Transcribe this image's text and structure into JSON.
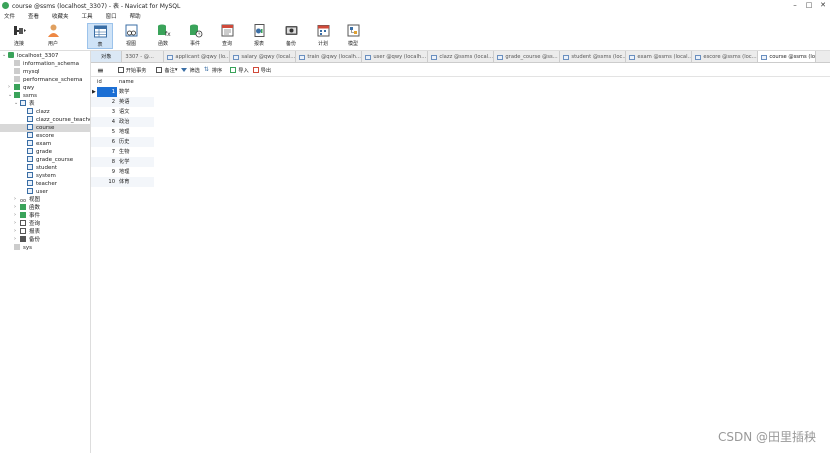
{
  "window": {
    "title": "course @ssms (localhost_3307) - 表 - Navicat for MySQL"
  },
  "menu": [
    "文件",
    "查看",
    "收藏夹",
    "工具",
    "窗口",
    "帮助"
  ],
  "toolbar": {
    "connect": "连接",
    "user": "用户",
    "table": "表",
    "view": "视图",
    "function": "函数",
    "event": "事件",
    "query": "查询",
    "report": "报表",
    "backup": "备份",
    "schedule": "计划",
    "model": "模型"
  },
  "sidebar": {
    "connection": "localhost_3307",
    "databases_top": [
      "information_schema",
      "mysql",
      "performance_schema"
    ],
    "db_qwy": "qwy",
    "db_ssms": "ssms",
    "tables_node": "表",
    "tables": [
      "clazz",
      "clazz_course_teacher",
      "course",
      "escore",
      "exam",
      "grade",
      "grade_course",
      "student",
      "system",
      "teacher",
      "user"
    ],
    "selected_table": "course",
    "nodes_after": [
      "视图",
      "函数",
      "事件",
      "查询",
      "报表",
      "备份"
    ],
    "db_sys": "sys"
  },
  "tabs": {
    "objects": "对象",
    "list": [
      "3307 - @...",
      "applicant @qwy (lo...",
      "salary @qwy (local...",
      "train @qwy (localh...",
      "user @qwy (localh...",
      "clazz @ssms (local...",
      "grade_course @ss...",
      "student @ssms (loc...",
      "exam @ssms (local...",
      "escore @ssms (loc...",
      "course @ssms (lo..."
    ]
  },
  "subtoolbar": {
    "begin_transaction": "开始事务",
    "memo": "备注",
    "filter": "筛选",
    "sort": "排序",
    "import": "导入",
    "export": "导出"
  },
  "grid": {
    "columns": [
      "id",
      "name"
    ],
    "rows": [
      {
        "id": "1",
        "name": "数学"
      },
      {
        "id": "2",
        "name": "英语"
      },
      {
        "id": "3",
        "name": "语文"
      },
      {
        "id": "4",
        "name": "政治"
      },
      {
        "id": "5",
        "name": "地理"
      },
      {
        "id": "6",
        "name": "历史"
      },
      {
        "id": "7",
        "name": "生物"
      },
      {
        "id": "8",
        "name": "化学"
      },
      {
        "id": "9",
        "name": "地理"
      },
      {
        "id": "10",
        "name": "体育"
      }
    ]
  },
  "watermark": "CSDN @田里插秧",
  "colors": {
    "accent": "#1a73e8",
    "selected_cell": "#1c6fd4",
    "tab_active": "#dbe8f5",
    "db_green": "#3aa35a"
  }
}
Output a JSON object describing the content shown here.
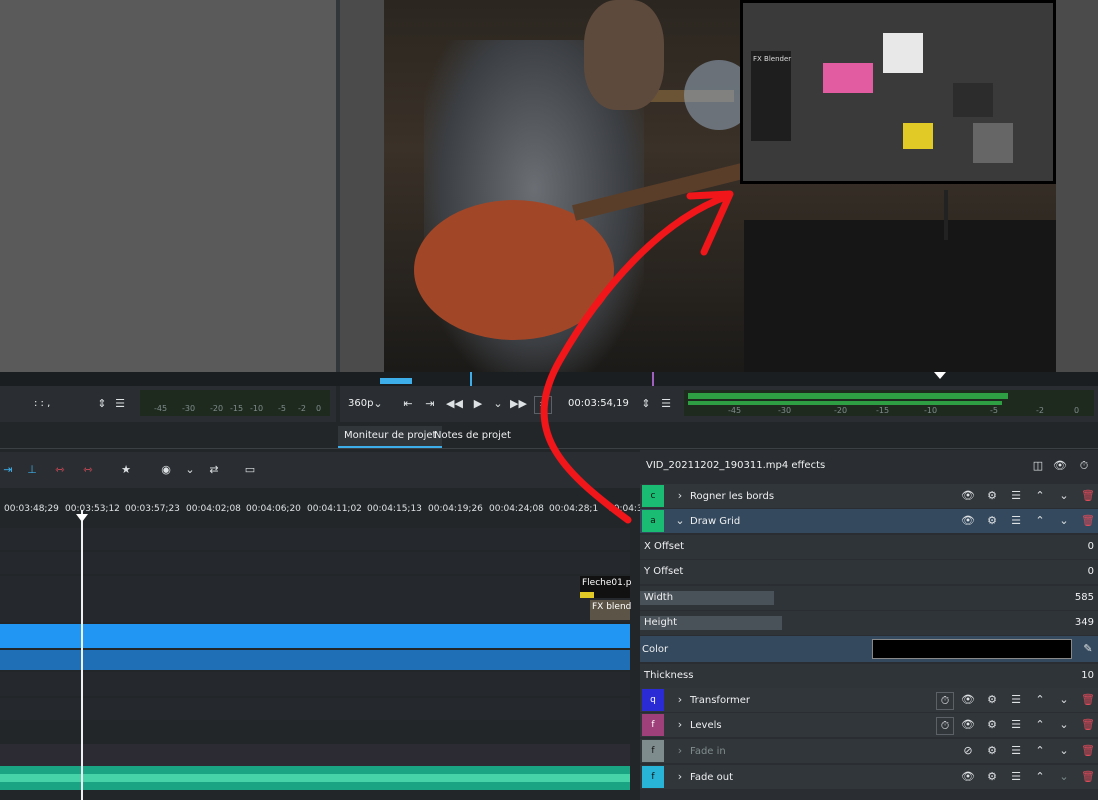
{
  "monitor": {
    "resolution": "360p",
    "timecode": "00:03:54,19",
    "clip_timecode": ":  :  ,",
    "meter_scale": [
      "-45",
      "-30",
      "-20",
      "-15",
      "-10",
      "-5",
      "-2",
      "0"
    ],
    "clip_meter_scale": [
      "-45",
      "-30",
      "-20",
      "-15",
      "-10",
      "-5",
      "-2",
      "0"
    ]
  },
  "tabs": {
    "project_monitor": "Moniteur de projet",
    "project_notes": "Notes de projet"
  },
  "timeline": {
    "ticks": [
      "00:03:48;29",
      "00:03:53;12",
      "00:03:57;23",
      "00:04:02;08",
      "00:04:06;20",
      "00:04:11;02",
      "00:04:15;13",
      "00:04:19;26",
      "00:04:24;08",
      "00:04:28;1",
      "00:04:3"
    ],
    "clip_fleche": "Fleche01.p",
    "clip_fx": "FX blend"
  },
  "video": {
    "pedal_label": "FX Blender"
  },
  "effects": {
    "title": "VID_20211202_190311.mp4 effects",
    "items": [
      {
        "letter": "c",
        "name": "Rogner les bords",
        "color": "#1abc73"
      },
      {
        "letter": "a",
        "name": "Draw Grid",
        "color": "#1abc73"
      },
      {
        "letter": "q",
        "name": "Transformer",
        "color": "#2b2bd6"
      },
      {
        "letter": "f",
        "name": "Levels",
        "color": "#a0407a"
      },
      {
        "letter": "f",
        "name": "Fade in",
        "color": "#7f8c8d"
      },
      {
        "letter": "f",
        "name": "Fade out",
        "color": "#27b4d6"
      }
    ],
    "params": [
      {
        "label": "X Offset",
        "value": "0"
      },
      {
        "label": "Y Offset",
        "value": "0"
      },
      {
        "label": "Width",
        "value": "585",
        "fill": 0.2
      },
      {
        "label": "Height",
        "value": "349",
        "fill": 0.22
      },
      {
        "label": "Color",
        "value": ""
      },
      {
        "label": "Thickness",
        "value": "10",
        "fill": 0
      }
    ]
  }
}
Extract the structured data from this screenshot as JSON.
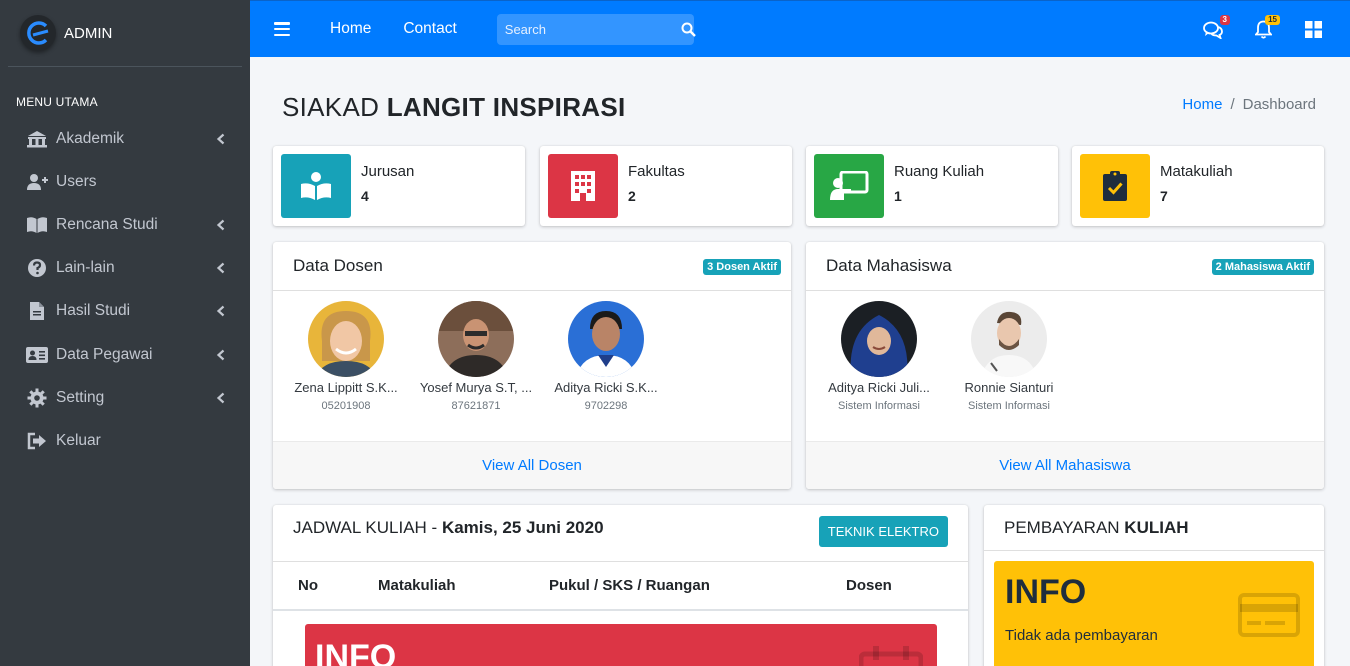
{
  "colors": {
    "sidebar": "#343a40",
    "navbar": "#007bff",
    "info": "#17a2b8",
    "danger": "#dc3545",
    "success": "#28a745",
    "warning": "#ffc107"
  },
  "brand": {
    "name": "ADMIN",
    "logo_icon": "brand-logo-icon"
  },
  "sidebar": {
    "header": "MENU UTAMA",
    "items": [
      {
        "label": "Akademik",
        "icon": "university-icon",
        "chevron": true
      },
      {
        "label": "Users",
        "icon": "user-plus-icon",
        "chevron": false
      },
      {
        "label": "Rencana Studi",
        "icon": "book-icon",
        "chevron": true
      },
      {
        "label": "Lain-lain",
        "icon": "question-circle-icon",
        "chevron": true
      },
      {
        "label": "Hasil Studi",
        "icon": "file-icon",
        "chevron": true
      },
      {
        "label": "Data Pegawai",
        "icon": "id-card-icon",
        "chevron": true
      },
      {
        "label": "Setting",
        "icon": "gear-icon",
        "chevron": true
      },
      {
        "label": "Keluar",
        "icon": "sign-out-icon",
        "chevron": false
      }
    ]
  },
  "navbar": {
    "home": "Home",
    "contact": "Contact",
    "search_placeholder": "Search",
    "messages_count": "3",
    "notifications_count": "15"
  },
  "page": {
    "title_light": "SIAKAD ",
    "title_bold": "LANGIT INSPIRASI",
    "breadcrumb": {
      "home": "Home",
      "sep": "/",
      "current": "Dashboard"
    }
  },
  "stats": [
    {
      "label": "Jurusan",
      "value": "4",
      "icon": "book-reader-icon",
      "color": "#17a2b8"
    },
    {
      "label": "Fakultas",
      "value": "2",
      "icon": "building-icon",
      "color": "#dc3545"
    },
    {
      "label": "Ruang Kuliah",
      "value": "1",
      "icon": "chalkboard-teacher-icon",
      "color": "#28a745"
    },
    {
      "label": "Matakuliah",
      "value": "7",
      "icon": "clipboard-check-icon",
      "color": "#ffc107"
    }
  ],
  "dosen": {
    "title": "Data Dosen",
    "badge": "3 Dosen Aktif",
    "people": [
      {
        "name": "Zena Lippitt S.K...",
        "sub": "05201908"
      },
      {
        "name": "Yosef Murya S.T, ...",
        "sub": "87621871"
      },
      {
        "name": "Aditya Ricki S.K...",
        "sub": "9702298"
      }
    ],
    "footer": "View All Dosen"
  },
  "mahasiswa": {
    "title": "Data Mahasiswa",
    "badge": "2 Mahasiswa Aktif",
    "people": [
      {
        "name": "Aditya Ricki Juli...",
        "sub": "Sistem Informasi"
      },
      {
        "name": "Ronnie Sianturi",
        "sub": "Sistem Informasi"
      }
    ],
    "footer": "View All Mahasiswa"
  },
  "jadwal": {
    "title_light": "JADWAL KULIAH - ",
    "title_bold": "Kamis, 25 Juni 2020",
    "button": "TEKNIK ELEKTRO",
    "columns": [
      "No",
      "Matakuliah",
      "Pukul / SKS / Ruangan",
      "Dosen"
    ],
    "alert": "INFO"
  },
  "pembayaran": {
    "title_light": "PEMBAYARAN ",
    "title_bold": "KULIAH",
    "info": "INFO",
    "message": "Tidak ada pembayaran"
  }
}
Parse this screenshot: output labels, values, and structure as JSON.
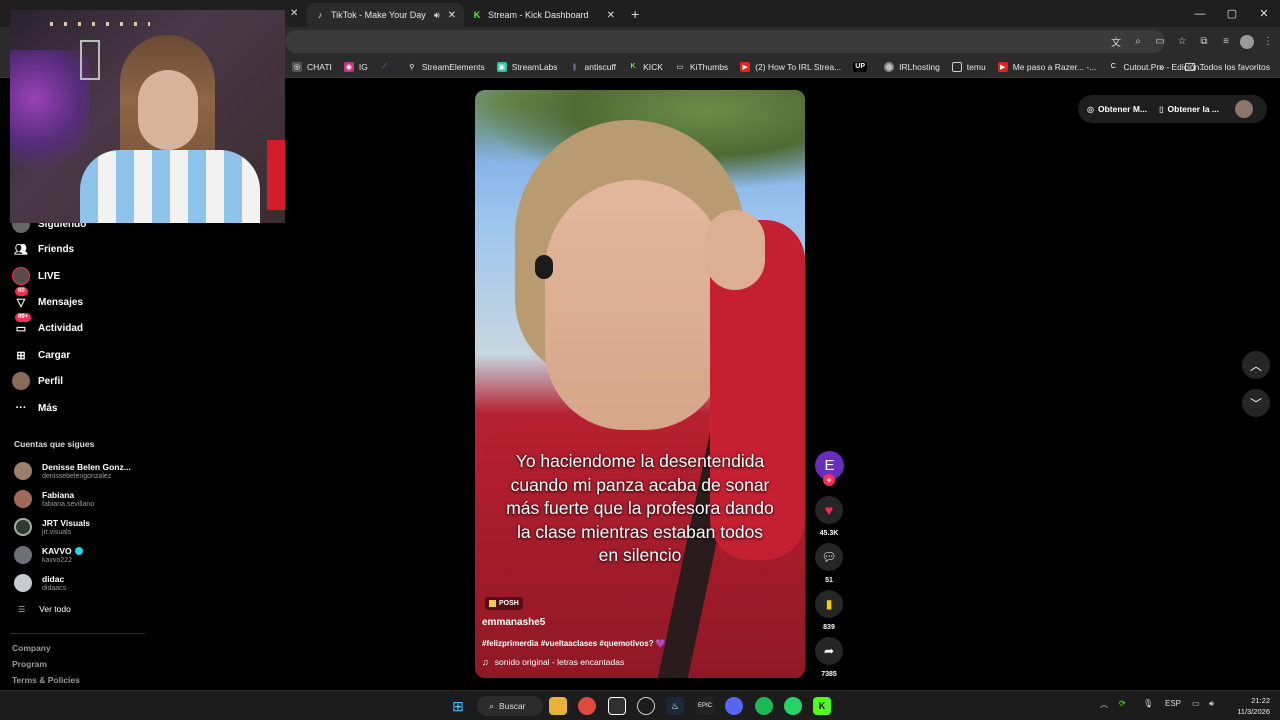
.....
[Written instruction]
Leave out the pictures and repeat everything else in the records exactly.

[Answer for this exercise]
Transcribe this image's text and structure into JSON.
{
  "window": {
    "title": "course @ssms (localhost_3307) - 表 - Navicat for MySQL"
  },
  "menu": [
    "文件",
    "查看",
    "收藏夹",
    "工具",
    "窗口",
    "帮助"
  ],
  "toolbar": {
    "connect": "连接",
    "user": "用户",
    "table": "表",
    "view": "视图",
    "function": "函数",
    "event": "事件",
    "query": "查询",
    "report": "报表",
    "backup": "备份",
    "schedule": "计划",
    "model": "模型"
  },
  "sidebar": {
    "connection": "localhost_3307",
    "databases_top": [
      "information_schema",
      "mysql",
      "performance_schema"
    ],
    "db_qwy": "qwy",
    "db_ssms": "ssms",
    "tables_node": "表",
    "tables": [
      "clazz",
      "clazz_course_teacher",
      "course",
      "escore",
      "exam",
      "grade",
      "grade_course",
      "student",
      "system",
      "teacher",
      "user"
    ],
    "selected_table": "course",
    "nodes_after": [
      "视图",
      "函数",
      "事件",
      "查询",
      "报表",
      "备份"
    ],
    "db_sys": "sys"
  },
  "tabs": {
    "objects": "对象",
    "list": [
      "3307 - @...",
      "applicant @qwy (lo...",
      "salary @qwy (local...",
      "train @qwy (localh...",
      "user @qwy (localh...",
      "clazz @ssms (local...",
      "grade_course @ss...",
      "student @ssms (loc...",
      "exam @ssms (local...",
      "escore @ssms (loc...",
      "course @ssms (lo..."
    ]
  },
  "subtoolbar": {
    "begin_transaction": "开始事务",
    "memo": "备注",
    "filter": "筛选",
    "sort": "排序",
    "import": "导入",
    "export": "导出"
  },
  "grid": {
    "columns": [
      "id",
      "name"
    ],
    "rows": [
      {
        "id": "1",
        "name": "数学"
      },
      {
        "id": "2",
        "name": "英语"
      },
      {
        "id": "3",
        "name": "语文"
      },
      {
        "id": "4",
        "name": "政治"
      },
      {
        "id": "5",
        "name": "地理"
      },
      {
        "id": "6",
        "name": "历史"
      },
      {
        "id": "7",
        "name": "生物"
      },
      {
        "id": "8",
        "name": "化学"
      },
      {
        "id": "9",
        "name": "地理"
      },
      {
        "id": "10",
        "name": "体育"
      }
    ]
  },
  "watermark": "CSDN @田里插秧",
  "colors": {
    "accent": "#1a73e8",
    "selected_cell": "#1c6fd4",
    "tab_active": "#dbe8f5",
    "db_green": "#3aa35a"
  }
}
Output a JSON object describing the content shown here.
{
  "monitor": {
    "resolution": "360p",
    "timecode": "00:03:54,19",
    "clip_timecode": ":  :  ,",
    "meter_scale": [
      "-45",
      "-30",
      "-20",
      "-15",
      "-10",
      "-5",
      "-2",
      "0"
    ],
    "clip_meter_scale": [
      "-45",
      "-30",
      "-20",
      "-15",
      "-10",
      "-5",
      "-2",
      "0"
    ]
  },
  "tabs": {
    "project_monitor": "Moniteur de projet",
    "project_notes": "Notes de projet"
  },
  "timeline": {
    "ticks": [
      "00:03:48;29",
      "00:03:53;12",
      "00:03:57;23",
      "00:04:02;08",
      "00:04:06;20",
      "00:04:11;02",
      "00:04:15;13",
      "00:04:19;26",
      "00:04:24;08",
      "00:04:28;1",
      "00:04:3"
    ],
    "clip_fleche": "Fleche01.p",
    "clip_fx": "FX blend"
  },
  "video": {
    "pedal_label": "FX Blender"
  },
  "effects": {
    "title": "VID_20211202_190311.mp4 effects",
    "items": [
      {
        "letter": "c",
        "name": "Rogner les bords",
        "color": "#1abc73"
      },
      {
        "letter": "a",
        "name": "Draw Grid",
        "color": "#1abc73"
      },
      {
        "letter": "q",
        "name": "Transformer",
        "color": "#2b2bd6"
      },
      {
        "letter": "f",
        "name": "Levels",
        "color": "#a0407a"
      },
      {
        "letter": "f",
        "name": "Fade in",
        "color": "#7f8c8d"
      },
      {
        "letter": "f",
        "name": "Fade out",
        "color": "#27b4d6"
      }
    ],
    "params": [
      {
        "label": "X Offset",
        "value": "0"
      },
      {
        "label": "Y Offset",
        "value": "0"
      },
      {
        "label": "Width",
        "value": "585",
        "fill": 0.2
      },
      {
        "label": "Height",
        "value": "349",
        "fill": 0.22
      },
      {
        "label": "Color",
        "value": ""
      },
      {
        "label": "Thickness",
        "value": "10",
        "fill": 0
      }
    ]
  }
}
Extract the structured data from this screenshot as JSON.
{
  "colors": {
    "sidebar": "#343a40",
    "navbar": "#007bff",
    "info": "#17a2b8",
    "danger": "#dc3545",
    "success": "#28a745",
    "warning": "#ffc107"
  },
  "brand": {
    "name": "ADMIN",
    "logo_icon": "brand-logo-icon"
  },
  "sidebar": {
    "header": "MENU UTAMA",
    "items": [
      {
        "label": "Akademik",
        "icon": "university-icon",
        "chevron": true
      },
      {
        "label": "Users",
        "icon": "user-plus-icon",
        "chevron": false
      },
      {
        "label": "Rencana Studi",
        "icon": "book-icon",
        "chevron": true
      },
      {
        "label": "Lain-lain",
        "icon": "question-circle-icon",
        "chevron": true
      },
      {
        "label": "Hasil Studi",
        "icon": "file-icon",
        "chevron": true
      },
      {
        "label": "Data Pegawai",
        "icon": "id-card-icon",
        "chevron": true
      },
      {
        "label": "Setting",
        "icon": "gear-icon",
        "chevron": true
      },
      {
        "label": "Keluar",
        "icon": "sign-out-icon",
        "chevron": false
      }
    ]
  },
  "navbar": {
    "home": "Home",
    "contact": "Contact",
    "search_placeholder": "Search",
    "messages_count": "3",
    "notifications_count": "15"
  },
  "page": {
    "title_light": "SIAKAD ",
    "title_bold": "LANGIT INSPIRASI",
    "breadcrumb": {
      "home": "Home",
      "sep": "/",
      "current": "Dashboard"
    }
  },
  "stats": [
    {
      "label": "Jurusan",
      "value": "4",
      "icon": "book-reader-icon",
      "color": "#17a2b8"
    },
    {
      "label": "Fakultas",
      "value": "2",
      "icon": "building-icon",
      "color": "#dc3545"
    },
    {
      "label": "Ruang Kuliah",
      "value": "1",
      "icon": "chalkboard-teacher-icon",
      "color": "#28a745"
    },
    {
      "label": "Matakuliah",
      "value": "7",
      "icon": "clipboard-check-icon",
      "color": "#ffc107"
    }
  ],
  "dosen": {
    "title": "Data Dosen",
    "badge": "3 Dosen Aktif",
    "people": [
      {
        "name": "Zena Lippitt S.K...",
        "sub": "05201908"
      },
      {
        "name": "Yosef Murya S.T, ...",
        "sub": "87621871"
      },
      {
        "name": "Aditya Ricki S.K...",
        "sub": "9702298"
      }
    ],
    "footer": "View All Dosen"
  },
  "mahasiswa": {
    "title": "Data Mahasiswa",
    "badge": "2 Mahasiswa Aktif",
    "people": [
      {
        "name": "Aditya Ricki Juli...",
        "sub": "Sistem Informasi"
      },
      {
        "name": "Ronnie Sianturi",
        "sub": "Sistem Informasi"
      }
    ],
    "footer": "View All Mahasiswa"
  },
  "jadwal": {
    "title_light": "JADWAL KULIAH - ",
    "title_bold": "Kamis, 25 Juni 2020",
    "button": "TEKNIK ELEKTRO",
    "columns": [
      "No",
      "Matakuliah",
      "Pukul / SKS / Ruangan",
      "Dosen"
    ],
    "alert": "INFO"
  },
  "pembayaran": {
    "title_light": "PEMBAYARAN ",
    "title_bold": "KULIAH",
    "info": "INFO",
    "message": "Tidak ada pembayaran"
  }
}
Parse this screenshot: output labels, values, and structure as JSON.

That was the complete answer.